§ Provided entries
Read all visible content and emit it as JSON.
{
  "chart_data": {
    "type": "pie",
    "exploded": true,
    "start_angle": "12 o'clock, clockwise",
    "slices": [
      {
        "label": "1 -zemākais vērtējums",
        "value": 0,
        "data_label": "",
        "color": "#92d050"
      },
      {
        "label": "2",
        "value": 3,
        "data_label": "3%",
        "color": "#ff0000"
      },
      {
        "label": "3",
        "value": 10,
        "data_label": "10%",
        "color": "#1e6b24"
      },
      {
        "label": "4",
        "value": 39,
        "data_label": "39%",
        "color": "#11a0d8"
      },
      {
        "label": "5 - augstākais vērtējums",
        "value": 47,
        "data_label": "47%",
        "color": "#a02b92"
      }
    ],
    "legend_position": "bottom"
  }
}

§ Set problem
Repeat the records above exactly, leaving none out.

§ Answer in full
Read all visible content and emit it as JSON.
{
  "chart_data": {
    "type": "pie",
    "exploded": true,
    "start_angle": "12 o'clock, clockwise",
    "slices": [
      {
        "label": "1 -zemākais vērtējums",
        "value": 0,
        "data_label": "",
        "color": "#92d050"
      },
      {
        "label": "2",
        "value": 3,
        "data_label": "3%",
        "color": "#ff0000"
      },
      {
        "label": "3",
        "value": 10,
        "data_label": "10%",
        "color": "#1e6b24"
      },
      {
        "label": "4",
        "value": 39,
        "data_label": "39%",
        "color": "#11a0d8"
      },
      {
        "label": "5 - augstākais vērtējums",
        "value": 47,
        "data_label": "47%",
        "color": "#a02b92"
      }
    ],
    "legend_position": "bottom"
  }
}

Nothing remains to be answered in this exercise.